ENTRIES SUPPLIED:
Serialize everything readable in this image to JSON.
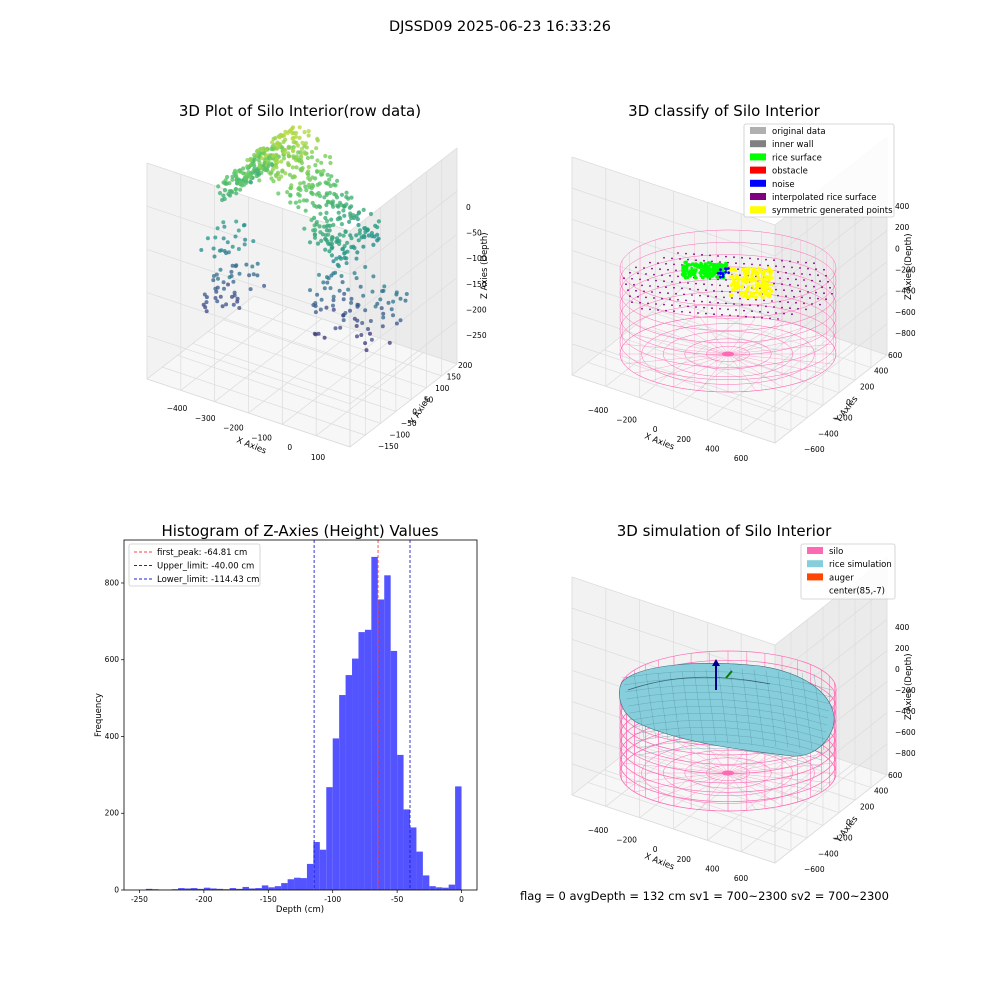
{
  "suptitle": "DJSSD09 2025-06-23 16:33:26",
  "footer": "flag = 0     avgDepth = 132 cm  sv1 = 700~2300  sv2 = 700~2300",
  "colors": {
    "histogram_bar": "#4a4aff",
    "first_peak": "#ff4040",
    "limit_line": "#2020d0",
    "silo": "#ff69b4",
    "rice_simulation": "#87cedc",
    "auger": "#ff4500",
    "rice_surface": "#00ff00",
    "interpolated": "#800080",
    "symmetric": "#ffff00",
    "noise": "#0000ff"
  },
  "chart_data": [
    {
      "type": "scatter",
      "projection": "3d",
      "title": "3D Plot of Silo Interior(row data)",
      "xlabel": "X Axies",
      "ylabel": "Y Axies",
      "zlabel": "Z Axies (Depth)",
      "x_ticks": [
        "−400",
        "−300",
        "−200",
        "−100",
        "0",
        "100"
      ],
      "y_ticks": [
        "−150",
        "−100",
        "−50",
        "0",
        "50",
        "100",
        "150",
        "200"
      ],
      "z_ticks": [
        "0",
        "−50",
        "−100",
        "−150",
        "−200",
        "−250"
      ],
      "xlim": [
        -450,
        150
      ],
      "ylim": [
        -170,
        220
      ],
      "zlim": [
        -260,
        10
      ],
      "colormap": "viridis"
    },
    {
      "type": "scatter",
      "projection": "3d",
      "title": "3D classify of Silo Interior",
      "xlabel": "X Axies",
      "ylabel": "Y Axies",
      "zlabel": "Z Axies (Depth)",
      "x_ticks": [
        "−400",
        "−200",
        "0",
        "200",
        "400",
        "600"
      ],
      "y_ticks": [
        "−600",
        "−400",
        "−200",
        "0",
        "200",
        "400",
        "600"
      ],
      "z_ticks": [
        "400",
        "200",
        "0",
        "−200",
        "−400",
        "−600",
        "−800"
      ],
      "legend": [
        {
          "label": "original data",
          "color": "#b0b0b0"
        },
        {
          "label": "inner wall",
          "color": "#808080"
        },
        {
          "label": "rice surface",
          "color": "#00ff00"
        },
        {
          "label": "obstacle",
          "color": "#ff0000"
        },
        {
          "label": "noise",
          "color": "#0000ff"
        },
        {
          "label": "interpolated rice surface",
          "color": "#800080"
        },
        {
          "label": "symmetric generated points",
          "color": "#ffff00"
        }
      ],
      "legend_position": "top-right"
    },
    {
      "type": "bar",
      "title": "Histogram of Z-Axies (Height) Values",
      "xlabel": "Depth (cm)",
      "ylabel": "Frequency",
      "x_ticks": [
        -250,
        -200,
        -150,
        -100,
        -50,
        0
      ],
      "y_ticks": [
        0,
        200,
        400,
        600,
        800
      ],
      "xlim": [
        -262,
        12
      ],
      "ylim": [
        0,
        912
      ],
      "bin_width": 5,
      "bin_starts": [
        -245,
        -240,
        -235,
        -230,
        -225,
        -220,
        -215,
        -210,
        -205,
        -200,
        -195,
        -190,
        -185,
        -180,
        -175,
        -170,
        -165,
        -160,
        -155,
        -150,
        -145,
        -140,
        -135,
        -130,
        -125,
        -120,
        -115,
        -110,
        -105,
        -100,
        -95,
        -90,
        -85,
        -80,
        -75,
        -70,
        -65,
        -60,
        -55,
        -50,
        -45,
        -40,
        -35,
        -30,
        -25,
        -20,
        -15,
        -10,
        -5,
        0
      ],
      "counts": [
        3,
        2,
        1,
        1,
        2,
        5,
        4,
        5,
        3,
        6,
        4,
        3,
        2,
        5,
        3,
        8,
        4,
        5,
        12,
        7,
        10,
        18,
        28,
        32,
        31,
        68,
        125,
        105,
        268,
        395,
        508,
        560,
        603,
        672,
        678,
        868,
        757,
        820,
        623,
        352,
        210,
        163,
        100,
        38,
        10,
        7,
        6,
        14,
        270,
        0
      ],
      "lines": [
        {
          "label": "first_peak: -64.81 cm",
          "x": -64.81,
          "color": "#ff4040"
        },
        {
          "label": "Upper_limit: -40.00 cm",
          "x": -40.0,
          "color": "#2020d0"
        },
        {
          "label": "Lower_limit: -114.43 cm",
          "x": -114.43,
          "color": "#2020d0"
        }
      ],
      "legend_position": "top-left"
    },
    {
      "type": "scatter",
      "projection": "3d",
      "title": "3D simulation of Silo Interior",
      "xlabel": "X Axies",
      "ylabel": "Y Axies",
      "zlabel": "Z Axies (Depth)",
      "x_ticks": [
        "−400",
        "−200",
        "0",
        "200",
        "400",
        "600"
      ],
      "y_ticks": [
        "−600",
        "−400",
        "−200",
        "0",
        "200",
        "400",
        "600"
      ],
      "z_ticks": [
        "400",
        "200",
        "0",
        "−200",
        "−400",
        "−600",
        "−800"
      ],
      "legend": [
        {
          "label": "silo",
          "color": "#ff69b4"
        },
        {
          "label": "rice simulation",
          "color": "#87cedc"
        },
        {
          "label": "auger",
          "color": "#ff4500"
        },
        {
          "label": "center(85,-7)",
          "color": ""
        }
      ],
      "legend_position": "top-right"
    }
  ]
}
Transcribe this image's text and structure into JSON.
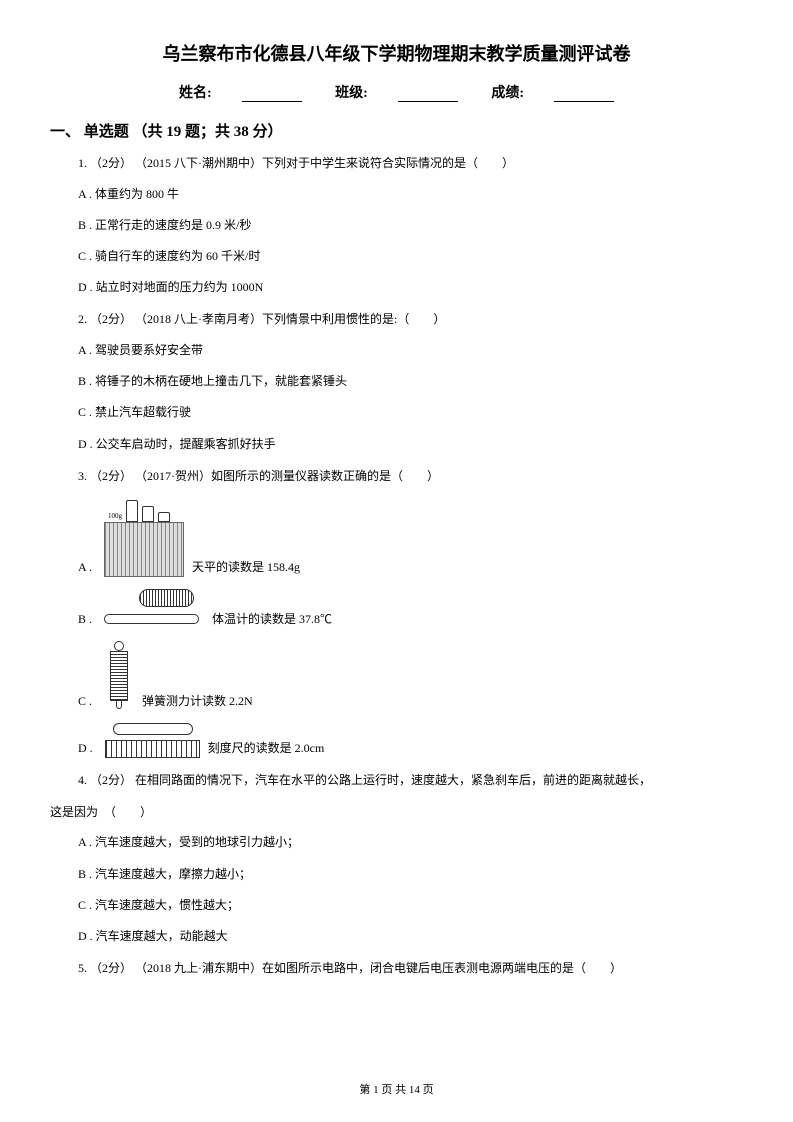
{
  "title": "乌兰察布市化德县八年级下学期物理期末教学质量测评试卷",
  "info": {
    "name_label": "姓名:",
    "class_label": "班级:",
    "score_label": "成绩:"
  },
  "section1": {
    "header": "一、 单选题 （共 19 题；共 38 分）"
  },
  "q1": {
    "stem": "1.  （2分） （2015 八下·潮州期中）下列对于中学生来说符合实际情况的是（　　）",
    "a": "A . 体重约为 800 牛",
    "b": "B . 正常行走的速度约是 0.9 米/秒",
    "c": "C . 骑自行车的速度约为 60 千米/时",
    "d": "D . 站立时对地面的压力约为 1000N"
  },
  "q2": {
    "stem": "2.  （2分） （2018 八上·孝南月考）下列情景中利用惯性的是:（　　）",
    "a": "A . 驾驶员要系好安全带",
    "b": "B . 将锤子的木柄在硬地上撞击几下，就能套紧锤头",
    "c": "C . 禁止汽车超载行驶",
    "d": "D . 公交车启动时，提醒乘客抓好扶手"
  },
  "q3": {
    "stem": "3.  （2分） （2017·贺州）如图所示的测量仪器读数正确的是（　　）",
    "a_label": "A . ",
    "a_text": "天平的读数是 158.4g",
    "b_label": "B . ",
    "b_text": "体温计的读数是 37.8℃",
    "c_label": "C . ",
    "c_text": "弹簧测力计读数 2.2N",
    "d_label": "D . ",
    "d_text": "刻度尺的读数是 2.0cm",
    "weight_labels": {
      "w100": "100g",
      "w50": "50g",
      "w5": "5g"
    }
  },
  "q4": {
    "stem": "4.  （2分） 在相同路面的情况下，汽车在水平的公路上运行时，速度越大，紧急刹车后，前进的距离就越长，",
    "trailing": "这是因为　（　　）",
    "a": "A . 汽车速度越大，受到的地球引力越小；",
    "b": "B . 汽车速度越大，摩擦力越小；",
    "c": "C . 汽车速度越大，惯性越大；",
    "d": "D . 汽车速度越大，动能越大"
  },
  "q5": {
    "stem": "5.  （2分） （2018 九上·浦东期中）在如图所示电路中，闭合电键后电压表测电源两端电压的是（　　）"
  },
  "footer": {
    "page": "第 1 页 共 14 页"
  }
}
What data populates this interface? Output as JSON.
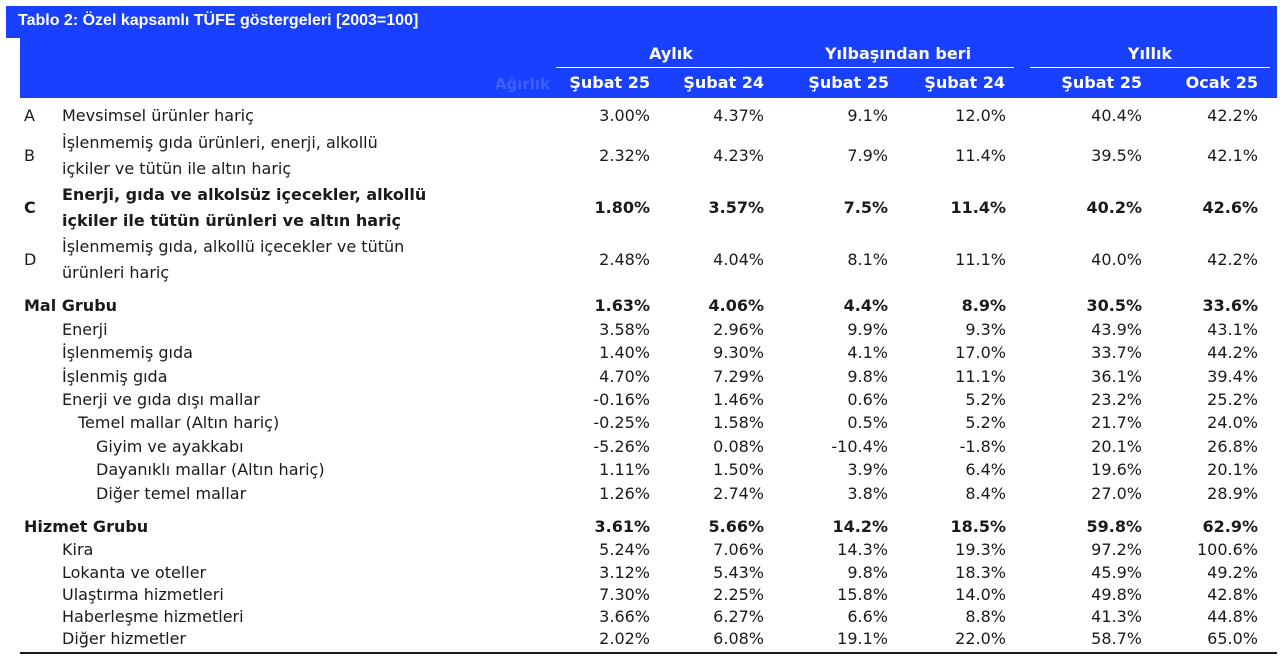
{
  "title": "Tablo 2: Özel kapsamlı TÜFE göstergeleri [2003=100]",
  "header": {
    "weight_label": "Ağırlık",
    "groups": [
      {
        "label": "Aylık",
        "cols": [
          "Şubat 25",
          "Şubat 24"
        ]
      },
      {
        "label": "Yılbaşından beri",
        "cols": [
          "Şubat 25",
          "Şubat 24"
        ]
      },
      {
        "label": "Yıllık",
        "cols": [
          "Şubat 25",
          "Ocak 25"
        ]
      }
    ]
  },
  "rows": [
    {
      "code": "A",
      "label": [
        "Mevsimsel ürünler hariç"
      ],
      "values": [
        "3.00%",
        "4.37%",
        "9.1%",
        "12.0%",
        "40.4%",
        "42.2%"
      ]
    },
    {
      "code": "B",
      "label": [
        "İşlenmemiş gıda ürünleri, enerji, alkollü",
        "içkiler ve tütün ile altın hariç"
      ],
      "values": [
        "2.32%",
        "4.23%",
        "7.9%",
        "11.4%",
        "39.5%",
        "42.1%"
      ]
    },
    {
      "code": "C",
      "label": [
        "Enerji, gıda ve alkolsüz içecekler, alkollü",
        "içkiler ile tütün ürünleri ve altın hariç"
      ],
      "values": [
        "1.80%",
        "3.57%",
        "7.5%",
        "11.4%",
        "40.2%",
        "42.6%"
      ]
    },
    {
      "code": "D",
      "label": [
        "İşlenmemiş gıda, alkollü içecekler ve tütün",
        "ürünleri hariç"
      ],
      "values": [
        "2.48%",
        "4.04%",
        "8.1%",
        "11.1%",
        "40.0%",
        "42.2%"
      ]
    },
    {
      "code": "",
      "label": [
        "Mal Grubu"
      ],
      "values": [
        "1.63%",
        "4.06%",
        "4.4%",
        "8.9%",
        "30.5%",
        "33.6%"
      ]
    },
    {
      "code": "",
      "label": [
        "Enerji"
      ],
      "values": [
        "3.58%",
        "2.96%",
        "9.9%",
        "9.3%",
        "43.9%",
        "43.1%"
      ]
    },
    {
      "code": "",
      "label": [
        "İşlenmemiş gıda"
      ],
      "values": [
        "1.40%",
        "9.30%",
        "4.1%",
        "17.0%",
        "33.7%",
        "44.2%"
      ]
    },
    {
      "code": "",
      "label": [
        "İşlenmiş gıda"
      ],
      "values": [
        "4.70%",
        "7.29%",
        "9.8%",
        "11.1%",
        "36.1%",
        "39.4%"
      ]
    },
    {
      "code": "",
      "label": [
        "Enerji ve gıda dışı mallar"
      ],
      "values": [
        "-0.16%",
        "1.46%",
        "0.6%",
        "5.2%",
        "23.2%",
        "25.2%"
      ]
    },
    {
      "code": "",
      "label": [
        "Temel mallar (Altın hariç)"
      ],
      "values": [
        "-0.25%",
        "1.58%",
        "0.5%",
        "5.2%",
        "21.7%",
        "24.0%"
      ]
    },
    {
      "code": "",
      "label": [
        "Giyim ve ayakkabı"
      ],
      "values": [
        "-5.26%",
        "0.08%",
        "-10.4%",
        "-1.8%",
        "20.1%",
        "26.8%"
      ]
    },
    {
      "code": "",
      "label": [
        "Dayanıklı mallar (Altın hariç)"
      ],
      "values": [
        "1.11%",
        "1.50%",
        "3.9%",
        "6.4%",
        "19.6%",
        "20.1%"
      ]
    },
    {
      "code": "",
      "label": [
        "Diğer temel mallar"
      ],
      "values": [
        "1.26%",
        "2.74%",
        "3.8%",
        "8.4%",
        "27.0%",
        "28.9%"
      ]
    },
    {
      "code": "",
      "label": [
        "Hizmet Grubu"
      ],
      "values": [
        "3.61%",
        "5.66%",
        "14.2%",
        "18.5%",
        "59.8%",
        "62.9%"
      ]
    },
    {
      "code": "",
      "label": [
        "Kira"
      ],
      "values": [
        "5.24%",
        "7.06%",
        "14.3%",
        "19.3%",
        "97.2%",
        "100.6%"
      ]
    },
    {
      "code": "",
      "label": [
        "Lokanta ve oteller"
      ],
      "values": [
        "3.12%",
        "5.43%",
        "9.8%",
        "18.3%",
        "45.9%",
        "49.2%"
      ]
    },
    {
      "code": "",
      "label": [
        "Ulaştırma hizmetleri"
      ],
      "values": [
        "7.30%",
        "2.25%",
        "15.8%",
        "14.0%",
        "49.8%",
        "42.8%"
      ]
    },
    {
      "code": "",
      "label": [
        "Haberleşme hizmetleri"
      ],
      "values": [
        "3.66%",
        "6.27%",
        "6.6%",
        "8.8%",
        "41.3%",
        "44.8%"
      ]
    },
    {
      "code": "",
      "label": [
        "Diğer hizmetler"
      ],
      "values": [
        "2.02%",
        "6.08%",
        "19.1%",
        "22.0%",
        "58.7%",
        "65.0%"
      ]
    }
  ]
}
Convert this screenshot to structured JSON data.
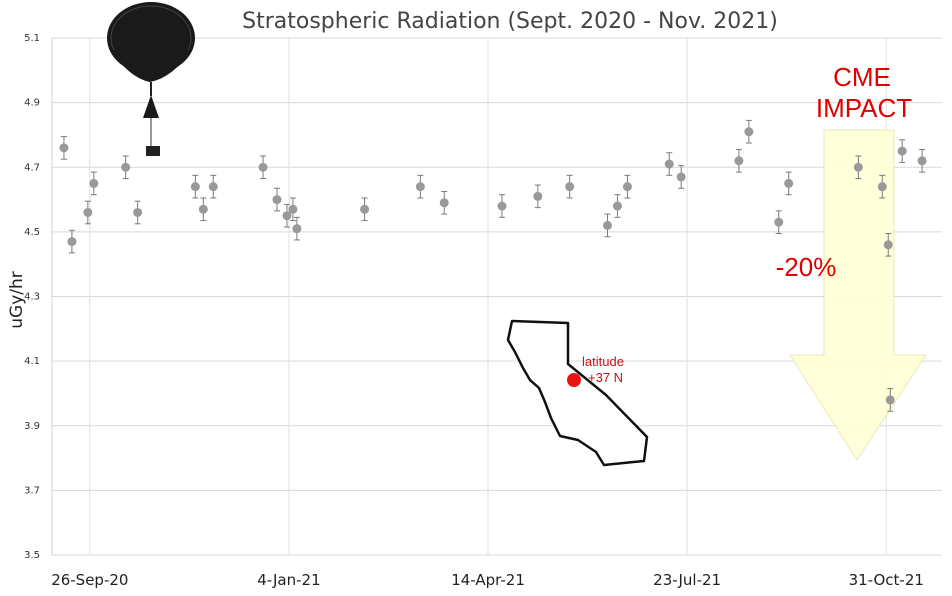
{
  "chart_data": {
    "type": "scatter",
    "title": "Stratospheric Radiation (Sept. 2020 - Nov. 2021)",
    "ylabel": "uGy/hr",
    "xlabel": "",
    "ylim": [
      3.5,
      5.1
    ],
    "yticks": [
      "5.1",
      "4.9",
      "4.7",
      "4.5",
      "4.3",
      "4.1",
      "3.9",
      "3.7",
      "3.5"
    ],
    "xlim": [
      "2020-09-07",
      "2021-11-28"
    ],
    "xticks": [
      {
        "date": "2020-09-26",
        "label": "26-Sep-20"
      },
      {
        "date": "2021-01-04",
        "label": "4-Jan-21"
      },
      {
        "date": "2021-04-14",
        "label": "14-Apr-21"
      },
      {
        "date": "2021-07-23",
        "label": "23-Jul-21"
      },
      {
        "date": "2021-10-31",
        "label": "31-Oct-21"
      }
    ],
    "grid": true,
    "marker_color": "#999999",
    "points": [
      {
        "x": "2020-09-13",
        "y": 4.76,
        "err": 0.035
      },
      {
        "x": "2020-09-17",
        "y": 4.47,
        "err": 0.035
      },
      {
        "x": "2020-09-25",
        "y": 4.56,
        "err": 0.035
      },
      {
        "x": "2020-09-28",
        "y": 4.65,
        "err": 0.035
      },
      {
        "x": "2020-10-14",
        "y": 4.7,
        "err": 0.035
      },
      {
        "x": "2020-10-20",
        "y": 4.56,
        "err": 0.035
      },
      {
        "x": "2020-11-18",
        "y": 4.64,
        "err": 0.035
      },
      {
        "x": "2020-11-22",
        "y": 4.57,
        "err": 0.035
      },
      {
        "x": "2020-11-27",
        "y": 4.64,
        "err": 0.035
      },
      {
        "x": "2020-12-22",
        "y": 4.7,
        "err": 0.035
      },
      {
        "x": "2020-12-29",
        "y": 4.6,
        "err": 0.035
      },
      {
        "x": "2021-01-03",
        "y": 4.55,
        "err": 0.035
      },
      {
        "x": "2021-01-06",
        "y": 4.57,
        "err": 0.035
      },
      {
        "x": "2021-01-08",
        "y": 4.51,
        "err": 0.035
      },
      {
        "x": "2021-02-11",
        "y": 4.57,
        "err": 0.035
      },
      {
        "x": "2021-03-11",
        "y": 4.64,
        "err": 0.035
      },
      {
        "x": "2021-03-23",
        "y": 4.59,
        "err": 0.035
      },
      {
        "x": "2021-04-21",
        "y": 4.58,
        "err": 0.035
      },
      {
        "x": "2021-05-09",
        "y": 4.61,
        "err": 0.035
      },
      {
        "x": "2021-05-25",
        "y": 4.64,
        "err": 0.035
      },
      {
        "x": "2021-06-13",
        "y": 4.52,
        "err": 0.035
      },
      {
        "x": "2021-06-18",
        "y": 4.58,
        "err": 0.035
      },
      {
        "x": "2021-06-23",
        "y": 4.64,
        "err": 0.035
      },
      {
        "x": "2021-07-14",
        "y": 4.71,
        "err": 0.035
      },
      {
        "x": "2021-07-20",
        "y": 4.67,
        "err": 0.035
      },
      {
        "x": "2021-08-18",
        "y": 4.72,
        "err": 0.035
      },
      {
        "x": "2021-08-23",
        "y": 4.81,
        "err": 0.035
      },
      {
        "x": "2021-09-07",
        "y": 4.53,
        "err": 0.035
      },
      {
        "x": "2021-09-12",
        "y": 4.65,
        "err": 0.035
      },
      {
        "x": "2021-10-17",
        "y": 4.7,
        "err": 0.035
      },
      {
        "x": "2021-10-29",
        "y": 4.64,
        "err": 0.035
      },
      {
        "x": "2021-11-01",
        "y": 4.46,
        "err": 0.035
      },
      {
        "x": "2021-11-02",
        "y": 3.98,
        "err": 0.035
      },
      {
        "x": "2021-11-08",
        "y": 4.75,
        "err": 0.035
      },
      {
        "x": "2021-11-18",
        "y": 4.72,
        "err": 0.035
      }
    ],
    "annotations": {
      "cme_line1": "CME",
      "cme_line2": "IMPACT",
      "drop_label": "-20%",
      "location_line1": "latitude",
      "location_line2": "+37 N"
    },
    "colors": {
      "annotation_text": "#e00000",
      "arrow_fill": "#ffffd8",
      "location_dot": "#ee1111"
    }
  }
}
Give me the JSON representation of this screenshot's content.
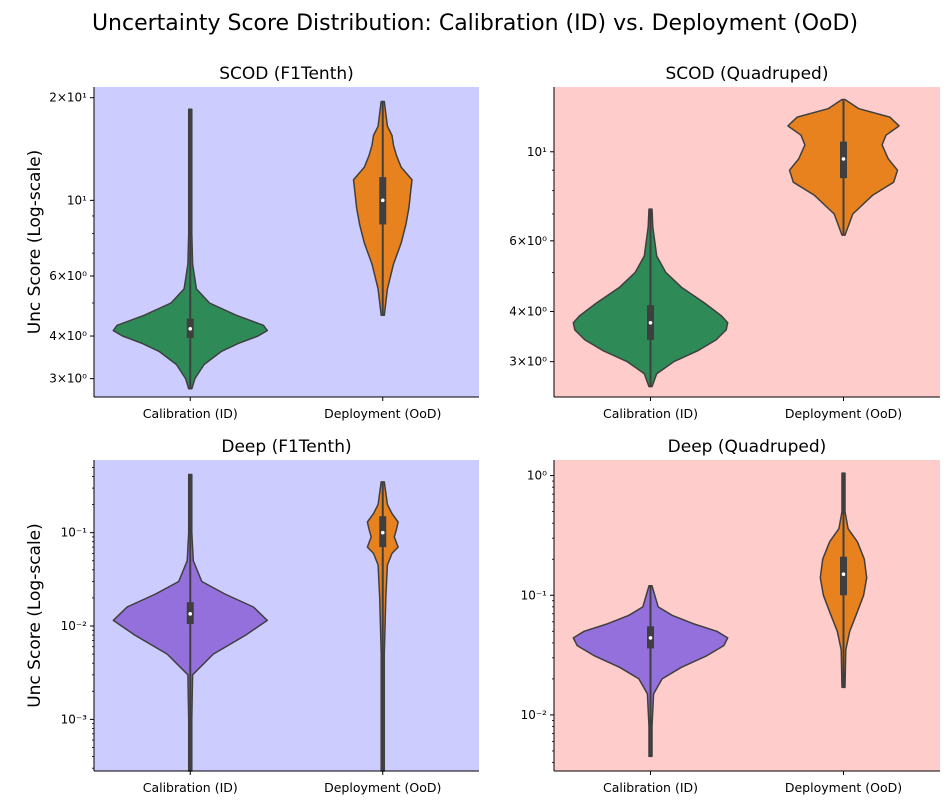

DIRECTION: Using the material above, count the lines containing the word "alkollü". Reply with the number alone.

SOLUTION: 3